● **SUPPLIED RECORDS**:

────

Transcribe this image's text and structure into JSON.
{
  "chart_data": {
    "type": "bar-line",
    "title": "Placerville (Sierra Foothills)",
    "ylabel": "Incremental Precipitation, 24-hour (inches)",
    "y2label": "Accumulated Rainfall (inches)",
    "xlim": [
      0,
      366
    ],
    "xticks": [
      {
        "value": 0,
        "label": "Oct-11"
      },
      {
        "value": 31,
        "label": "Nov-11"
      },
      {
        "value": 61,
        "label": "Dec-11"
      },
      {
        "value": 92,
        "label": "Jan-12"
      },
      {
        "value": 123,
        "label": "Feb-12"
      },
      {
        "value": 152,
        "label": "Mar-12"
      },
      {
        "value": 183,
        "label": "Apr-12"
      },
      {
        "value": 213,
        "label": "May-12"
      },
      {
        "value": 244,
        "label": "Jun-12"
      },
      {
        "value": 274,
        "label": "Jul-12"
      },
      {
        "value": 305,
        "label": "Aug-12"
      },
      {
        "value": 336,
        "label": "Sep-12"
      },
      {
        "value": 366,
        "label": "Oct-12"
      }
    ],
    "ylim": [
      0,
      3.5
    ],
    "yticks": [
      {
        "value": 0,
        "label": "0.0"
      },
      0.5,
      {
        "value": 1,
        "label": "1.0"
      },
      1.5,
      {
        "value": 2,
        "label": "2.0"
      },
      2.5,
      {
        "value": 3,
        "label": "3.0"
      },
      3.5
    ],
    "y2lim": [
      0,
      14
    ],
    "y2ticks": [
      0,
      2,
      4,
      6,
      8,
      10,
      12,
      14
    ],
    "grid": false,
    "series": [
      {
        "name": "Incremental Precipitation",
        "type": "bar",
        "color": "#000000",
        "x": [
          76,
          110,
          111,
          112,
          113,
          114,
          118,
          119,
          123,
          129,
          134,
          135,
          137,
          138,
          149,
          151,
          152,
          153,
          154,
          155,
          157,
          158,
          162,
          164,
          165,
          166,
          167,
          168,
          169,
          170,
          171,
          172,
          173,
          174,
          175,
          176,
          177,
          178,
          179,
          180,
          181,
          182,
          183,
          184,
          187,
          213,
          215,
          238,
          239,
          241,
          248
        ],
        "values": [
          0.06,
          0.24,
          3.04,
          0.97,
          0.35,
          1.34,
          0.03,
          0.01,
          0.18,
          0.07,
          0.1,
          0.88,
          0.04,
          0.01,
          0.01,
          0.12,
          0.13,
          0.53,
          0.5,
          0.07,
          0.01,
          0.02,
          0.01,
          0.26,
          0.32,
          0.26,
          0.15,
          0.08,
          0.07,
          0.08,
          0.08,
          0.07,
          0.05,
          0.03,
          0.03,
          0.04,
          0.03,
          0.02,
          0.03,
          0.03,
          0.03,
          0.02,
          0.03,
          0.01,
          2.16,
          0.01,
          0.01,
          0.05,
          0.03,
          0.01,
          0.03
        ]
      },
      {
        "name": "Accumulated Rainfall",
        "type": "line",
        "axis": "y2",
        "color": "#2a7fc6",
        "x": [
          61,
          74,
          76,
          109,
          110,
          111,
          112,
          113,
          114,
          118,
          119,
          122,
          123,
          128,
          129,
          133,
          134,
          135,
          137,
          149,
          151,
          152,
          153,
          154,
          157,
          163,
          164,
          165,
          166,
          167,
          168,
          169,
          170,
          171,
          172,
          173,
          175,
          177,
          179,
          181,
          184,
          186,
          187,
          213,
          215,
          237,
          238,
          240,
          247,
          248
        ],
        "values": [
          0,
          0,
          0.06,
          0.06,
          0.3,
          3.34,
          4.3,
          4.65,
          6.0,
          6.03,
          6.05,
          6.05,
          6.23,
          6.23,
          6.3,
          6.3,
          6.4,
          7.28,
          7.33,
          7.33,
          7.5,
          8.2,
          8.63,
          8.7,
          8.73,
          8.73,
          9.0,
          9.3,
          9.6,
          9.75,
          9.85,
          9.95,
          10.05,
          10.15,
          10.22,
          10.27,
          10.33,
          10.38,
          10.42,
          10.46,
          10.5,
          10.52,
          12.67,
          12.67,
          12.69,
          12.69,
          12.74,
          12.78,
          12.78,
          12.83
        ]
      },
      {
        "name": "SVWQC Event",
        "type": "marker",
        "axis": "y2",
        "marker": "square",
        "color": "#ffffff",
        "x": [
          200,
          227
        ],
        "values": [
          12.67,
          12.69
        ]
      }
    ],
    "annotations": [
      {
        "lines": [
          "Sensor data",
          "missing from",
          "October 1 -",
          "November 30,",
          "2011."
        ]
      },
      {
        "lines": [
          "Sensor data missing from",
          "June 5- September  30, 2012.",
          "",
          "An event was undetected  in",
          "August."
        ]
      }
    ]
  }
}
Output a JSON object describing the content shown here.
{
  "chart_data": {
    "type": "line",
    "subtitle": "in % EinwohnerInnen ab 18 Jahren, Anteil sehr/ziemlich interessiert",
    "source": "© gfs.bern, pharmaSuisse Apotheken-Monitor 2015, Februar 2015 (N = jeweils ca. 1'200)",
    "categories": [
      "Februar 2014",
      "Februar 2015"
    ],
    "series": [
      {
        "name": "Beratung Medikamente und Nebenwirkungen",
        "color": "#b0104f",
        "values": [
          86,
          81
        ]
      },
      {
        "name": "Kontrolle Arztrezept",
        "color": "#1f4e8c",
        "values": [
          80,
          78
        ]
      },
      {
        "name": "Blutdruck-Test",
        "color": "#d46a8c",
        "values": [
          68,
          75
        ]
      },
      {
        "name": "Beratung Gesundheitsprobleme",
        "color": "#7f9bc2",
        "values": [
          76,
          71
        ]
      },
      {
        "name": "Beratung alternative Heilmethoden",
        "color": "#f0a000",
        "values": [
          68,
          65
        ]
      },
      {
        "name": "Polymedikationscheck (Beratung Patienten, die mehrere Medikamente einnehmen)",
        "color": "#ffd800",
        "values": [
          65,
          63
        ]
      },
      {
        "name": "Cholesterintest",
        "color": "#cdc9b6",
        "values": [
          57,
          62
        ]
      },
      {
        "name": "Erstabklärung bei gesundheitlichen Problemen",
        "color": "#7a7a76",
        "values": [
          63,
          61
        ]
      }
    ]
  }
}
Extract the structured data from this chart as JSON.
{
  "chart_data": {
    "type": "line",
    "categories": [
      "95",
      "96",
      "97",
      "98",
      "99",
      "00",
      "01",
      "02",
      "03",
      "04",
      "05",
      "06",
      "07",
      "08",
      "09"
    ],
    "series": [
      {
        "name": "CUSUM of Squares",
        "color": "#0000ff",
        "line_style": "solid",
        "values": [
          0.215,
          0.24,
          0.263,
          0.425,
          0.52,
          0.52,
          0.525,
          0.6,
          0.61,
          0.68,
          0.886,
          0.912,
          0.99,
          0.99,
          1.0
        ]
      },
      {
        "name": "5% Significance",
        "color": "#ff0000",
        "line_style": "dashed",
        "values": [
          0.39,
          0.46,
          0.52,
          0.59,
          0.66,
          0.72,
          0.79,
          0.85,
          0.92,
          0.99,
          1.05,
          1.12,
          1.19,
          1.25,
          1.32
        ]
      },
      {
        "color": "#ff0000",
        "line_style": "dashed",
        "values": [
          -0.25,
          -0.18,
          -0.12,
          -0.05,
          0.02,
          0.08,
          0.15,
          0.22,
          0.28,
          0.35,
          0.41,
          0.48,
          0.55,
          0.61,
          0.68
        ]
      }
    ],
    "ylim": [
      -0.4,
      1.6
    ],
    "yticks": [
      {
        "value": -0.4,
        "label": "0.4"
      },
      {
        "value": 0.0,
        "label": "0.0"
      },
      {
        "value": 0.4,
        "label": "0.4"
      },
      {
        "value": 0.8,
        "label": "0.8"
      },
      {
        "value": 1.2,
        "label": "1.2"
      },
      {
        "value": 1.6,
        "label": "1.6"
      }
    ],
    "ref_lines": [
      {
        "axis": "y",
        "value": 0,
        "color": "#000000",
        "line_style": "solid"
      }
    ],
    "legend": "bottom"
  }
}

────

● **DIRECTIONS**: Show the lines that mention the word "Medikamente".

● **RESULT FOR THIS TASK**:
        "name": "Beratung Medikamente und Nebenwirkungen",
        "name": "Polymedikationscheck (Beratung Patienten, die mehrere Medikamente einnehmen)",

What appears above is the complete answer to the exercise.